**REQUEST**
Pictures do not belong in the copy. Return all of the entries exactly.
===== GIVEN DATA
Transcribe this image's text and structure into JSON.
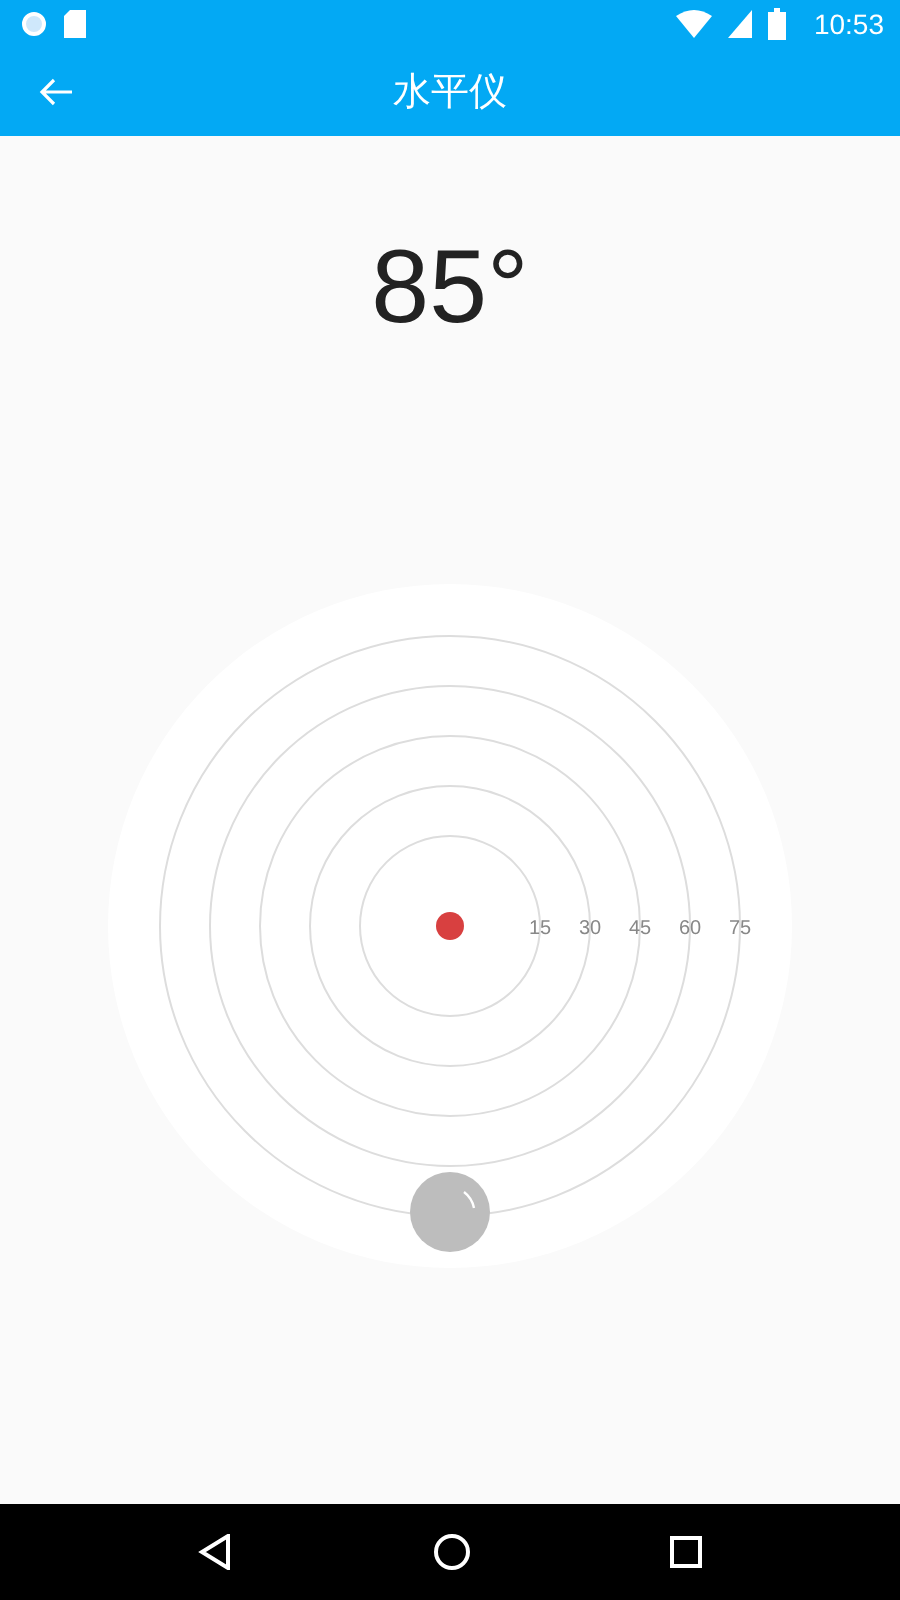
{
  "status_bar": {
    "time": "10:53"
  },
  "app_bar": {
    "title": "水平仪"
  },
  "reading": "85°",
  "dial": {
    "ring_labels": [
      "15",
      "30",
      "45",
      "60",
      "75"
    ]
  }
}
==========
**EXERCISE RESULT**
Transcribe this image's text and structure into JSON.
{
  "status_bar": {
    "time": "10:53"
  },
  "app_bar": {
    "title": "水平仪"
  },
  "reading": "85°",
  "dial": {
    "ring_labels": [
      "15",
      "30",
      "45",
      "60",
      "75"
    ]
  }
}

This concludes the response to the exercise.